- Exercise task -
Copy every line in the records below that contains the word "soltanto".
##### Data #####
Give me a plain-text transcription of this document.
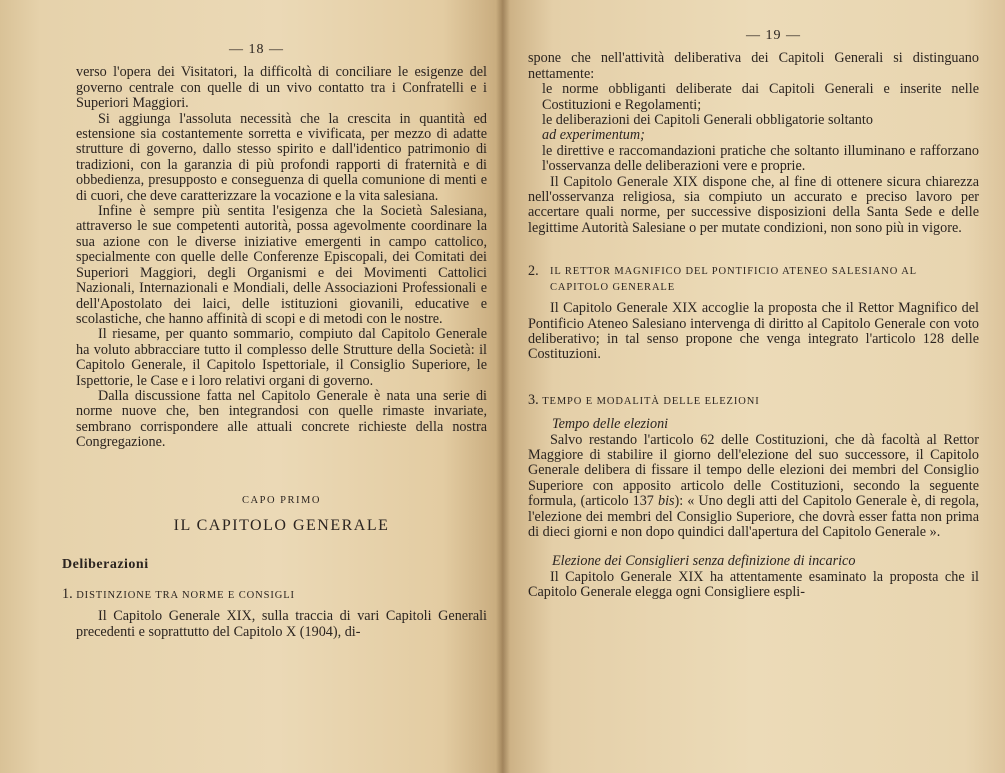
— 18 —

verso l'opera dei Visitatori, la difficoltà di conciliare le esigenze del governo centrale con quelle di un vivo contatto tra i Confratelli e i Superiori Maggiori.

Si aggiunga l'assoluta necessità che la crescita in quantità ed estensione sia costantemente sorretta e vivificata, per mezzo di adatte strutture di governo, dallo stesso spirito e dall'identico patrimonio di tradizioni, con la garanzia di più profondi rapporti di fraternità e di obbedienza, presupposto e conseguenza di quella comunione di menti e di cuori, che deve caratterizzare la vocazione e la vita salesiana.

Infine è sempre più sentita l'esigenza che la Società Salesiana, attraverso le sue competenti autorità, possa agevolmente coordinare la sua azione con le diverse iniziative emergenti in campo cattolico, specialmente con quelle delle Conferenze Episcopali, dei Comitati dei Superiori Maggiori, degli Organismi e dei Movimenti Cattolici Nazionali, Internazionali e Mondiali, delle Associazioni Professionali e dell'Apostolato dei laici, delle istituzioni giovanili, educative e scolastiche, che hanno affinità di scopi e di metodi con le nostre.

Il riesame, per quanto sommario, compiuto dal Capitolo Generale ha voluto abbracciare tutto il complesso delle Strutture della Società: il Capitolo Generale, il Capitolo Ispettoriale, il Consiglio Superiore, le Ispettorie, le Case e i loro relativi organi di governo.

Dalla discussione fatta nel Capitolo Generale è nata una serie di norme nuove che, ben integrandosi con quelle rimaste invariate, sembrano corrispondere alle attuali concrete richieste della nostra Congregazione.

CAPO PRIMO
IL CAPITOLO GENERALE
Deliberazioni
1. DISTINZIONE TRA NORME E CONSIGLI

Il Capitolo Generale XIX, sulla traccia di vari Capitoli Generali precedenti e soprattutto del Capitolo X (1904), di-

— 19 —

spone che nell'attività deliberativa dei Capitoli Generali si distinguano nettamente:

le norme obbliganti deliberate dai Capitoli Generali e inserite nelle Costituzioni e Regolamenti;

le deliberazioni dei Capitoli Generali obbligatorie soltanto
ad experimentum;

le direttive e raccomandazioni pratiche che soltanto illuminano e rafforzano l'osservanza delle deliberazioni vere e proprie.

Il Capitolo Generale XIX dispone che, al fine di ottenere sicura chiarezza nell'osservanza religiosa, sia compiuto un accurato e preciso lavoro per accertare quali norme, per successive disposizioni della Santa Sede e delle legittime Autorità Salesiane o per mutate condizioni, non sono più in vigore.

2.	IL RETTOR MAGNIFICO DEL PONTIFICIO ATENEO SALESIANO AL CAPITOLO GENERALE

Il Capitolo Generale XIX accoglie la proposta che il Rettor Magnifico del Pontificio Ateneo Salesiano intervenga di diritto al Capitolo Generale con voto deliberativo; in tal senso propone che venga integrato l'articolo 128 delle Costituzioni.

3. TEMPO E MODALITÀ DELLE ELEZIONI
Tempo delle elezioni

Salvo restando l'articolo 62 delle Costituzioni, che dà facoltà al Rettor Maggiore di stabilire il giorno dell'elezione del suo successore, il Capitolo Generale delibera di fissare il tempo delle elezioni dei membri del Consiglio Superiore con apposito articolo delle Costituzioni, secondo la seguente formula, (articolo 137 bis): « Uno degli atti del Capitolo Generale è, di regola, l'elezione dei membri del Consiglio Superiore, che dovrà esser fatta non prima di dieci giorni e non dopo quindici dall'apertura del Capitolo Generale ».

Elezione dei Consiglieri senza definizione di incarico

Il Capitolo Generale XIX ha attentamente esaminato la proposta che il Capitolo Generale elegga ogni Consigliere espli-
#####
- Worked solution -
le deliberazioni dei Capitoli Generali obbligatorie soltanto
le direttive e raccomandazioni pratiche che soltanto illuminano e rafforzano l'osservanza delle deliberazioni vere e proprie.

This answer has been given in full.